**Do this**. Collect every line in the data below that contains the string "customer", treating uppercase and lowercase as different.

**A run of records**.
↓↓↓

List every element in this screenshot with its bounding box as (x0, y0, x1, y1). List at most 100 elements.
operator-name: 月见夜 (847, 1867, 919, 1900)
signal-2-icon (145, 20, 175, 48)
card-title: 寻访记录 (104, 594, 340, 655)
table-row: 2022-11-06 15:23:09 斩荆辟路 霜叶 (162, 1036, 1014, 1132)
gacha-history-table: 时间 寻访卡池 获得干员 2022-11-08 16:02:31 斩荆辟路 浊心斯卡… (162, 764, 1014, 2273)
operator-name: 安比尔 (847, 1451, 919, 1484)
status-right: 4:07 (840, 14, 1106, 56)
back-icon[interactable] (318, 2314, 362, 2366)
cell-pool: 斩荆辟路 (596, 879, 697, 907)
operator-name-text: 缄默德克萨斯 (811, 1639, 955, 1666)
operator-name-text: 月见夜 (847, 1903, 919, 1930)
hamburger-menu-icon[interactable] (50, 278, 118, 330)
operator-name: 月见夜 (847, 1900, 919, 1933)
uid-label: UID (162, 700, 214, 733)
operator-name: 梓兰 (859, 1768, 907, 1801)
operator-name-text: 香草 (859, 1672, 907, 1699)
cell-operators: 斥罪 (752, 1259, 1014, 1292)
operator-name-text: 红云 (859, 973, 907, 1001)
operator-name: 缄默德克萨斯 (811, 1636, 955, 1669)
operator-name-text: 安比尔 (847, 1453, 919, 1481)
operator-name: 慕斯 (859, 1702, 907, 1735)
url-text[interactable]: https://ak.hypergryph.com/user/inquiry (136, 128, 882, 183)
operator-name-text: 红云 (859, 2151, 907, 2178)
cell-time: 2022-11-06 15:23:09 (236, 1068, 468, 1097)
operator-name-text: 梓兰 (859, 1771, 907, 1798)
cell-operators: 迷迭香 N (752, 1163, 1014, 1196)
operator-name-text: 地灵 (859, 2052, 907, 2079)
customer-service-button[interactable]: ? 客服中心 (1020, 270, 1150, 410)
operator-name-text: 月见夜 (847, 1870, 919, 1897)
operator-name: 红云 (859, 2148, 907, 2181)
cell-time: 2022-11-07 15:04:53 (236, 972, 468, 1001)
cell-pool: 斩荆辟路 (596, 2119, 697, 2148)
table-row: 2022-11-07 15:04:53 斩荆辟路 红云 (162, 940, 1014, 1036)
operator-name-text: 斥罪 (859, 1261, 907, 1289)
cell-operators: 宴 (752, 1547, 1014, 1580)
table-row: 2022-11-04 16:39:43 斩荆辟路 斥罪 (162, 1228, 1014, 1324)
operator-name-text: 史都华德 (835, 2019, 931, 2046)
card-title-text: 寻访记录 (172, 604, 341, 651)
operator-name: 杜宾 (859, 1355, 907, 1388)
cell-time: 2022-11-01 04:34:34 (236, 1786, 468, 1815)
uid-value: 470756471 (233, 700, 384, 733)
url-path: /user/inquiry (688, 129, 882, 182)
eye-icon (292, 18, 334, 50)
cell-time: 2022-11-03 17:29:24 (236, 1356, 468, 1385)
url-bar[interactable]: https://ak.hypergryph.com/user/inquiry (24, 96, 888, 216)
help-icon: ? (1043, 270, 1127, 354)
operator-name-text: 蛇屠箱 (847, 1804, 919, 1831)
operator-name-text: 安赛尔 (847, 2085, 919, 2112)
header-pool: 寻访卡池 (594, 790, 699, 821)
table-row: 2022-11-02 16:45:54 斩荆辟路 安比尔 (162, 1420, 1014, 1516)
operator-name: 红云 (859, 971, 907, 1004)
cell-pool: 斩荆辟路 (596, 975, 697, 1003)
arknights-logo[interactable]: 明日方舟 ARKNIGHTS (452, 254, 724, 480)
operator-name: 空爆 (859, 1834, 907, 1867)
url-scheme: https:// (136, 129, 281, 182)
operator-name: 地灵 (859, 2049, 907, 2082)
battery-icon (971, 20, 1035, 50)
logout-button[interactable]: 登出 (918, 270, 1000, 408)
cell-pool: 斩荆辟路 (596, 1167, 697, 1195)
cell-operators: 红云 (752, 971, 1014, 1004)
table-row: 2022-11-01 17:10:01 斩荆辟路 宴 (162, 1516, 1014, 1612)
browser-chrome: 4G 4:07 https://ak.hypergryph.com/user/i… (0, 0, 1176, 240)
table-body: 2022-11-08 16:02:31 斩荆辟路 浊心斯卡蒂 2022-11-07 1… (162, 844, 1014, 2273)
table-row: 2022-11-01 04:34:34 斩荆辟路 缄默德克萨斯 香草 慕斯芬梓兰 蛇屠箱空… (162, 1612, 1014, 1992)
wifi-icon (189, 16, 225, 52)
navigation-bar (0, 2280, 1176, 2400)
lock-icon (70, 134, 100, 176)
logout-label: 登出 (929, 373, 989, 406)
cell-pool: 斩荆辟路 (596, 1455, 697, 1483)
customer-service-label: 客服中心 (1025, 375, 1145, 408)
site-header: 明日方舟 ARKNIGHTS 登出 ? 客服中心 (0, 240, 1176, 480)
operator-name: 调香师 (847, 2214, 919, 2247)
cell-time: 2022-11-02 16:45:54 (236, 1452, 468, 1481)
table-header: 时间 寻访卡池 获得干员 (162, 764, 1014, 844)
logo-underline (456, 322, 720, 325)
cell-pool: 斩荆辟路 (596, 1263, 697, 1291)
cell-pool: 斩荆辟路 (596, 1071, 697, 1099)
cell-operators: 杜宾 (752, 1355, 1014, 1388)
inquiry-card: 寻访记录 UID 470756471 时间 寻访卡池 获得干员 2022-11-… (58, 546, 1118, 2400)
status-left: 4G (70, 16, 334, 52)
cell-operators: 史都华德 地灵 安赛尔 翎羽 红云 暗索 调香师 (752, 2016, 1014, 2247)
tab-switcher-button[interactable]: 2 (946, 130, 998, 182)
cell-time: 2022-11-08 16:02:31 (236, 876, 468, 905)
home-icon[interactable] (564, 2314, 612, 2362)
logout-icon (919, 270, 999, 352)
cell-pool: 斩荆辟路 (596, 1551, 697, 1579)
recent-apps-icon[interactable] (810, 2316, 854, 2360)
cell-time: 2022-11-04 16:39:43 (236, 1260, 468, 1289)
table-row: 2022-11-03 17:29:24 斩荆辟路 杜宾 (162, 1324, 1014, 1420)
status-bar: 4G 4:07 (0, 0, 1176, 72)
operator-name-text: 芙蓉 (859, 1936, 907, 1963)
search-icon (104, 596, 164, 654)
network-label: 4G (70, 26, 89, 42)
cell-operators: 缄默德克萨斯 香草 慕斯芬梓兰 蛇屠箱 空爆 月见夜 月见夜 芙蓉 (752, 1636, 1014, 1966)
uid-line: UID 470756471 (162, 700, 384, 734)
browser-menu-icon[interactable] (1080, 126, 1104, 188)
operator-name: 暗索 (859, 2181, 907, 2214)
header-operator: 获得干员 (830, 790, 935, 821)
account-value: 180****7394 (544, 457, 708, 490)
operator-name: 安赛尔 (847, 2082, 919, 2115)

↑↑↑

**Result of the task**.
customer-service-button[interactable]: ? 客服中心 (1020, 270, 1150, 410)
customer-service-label: 客服中心 (1025, 375, 1145, 408)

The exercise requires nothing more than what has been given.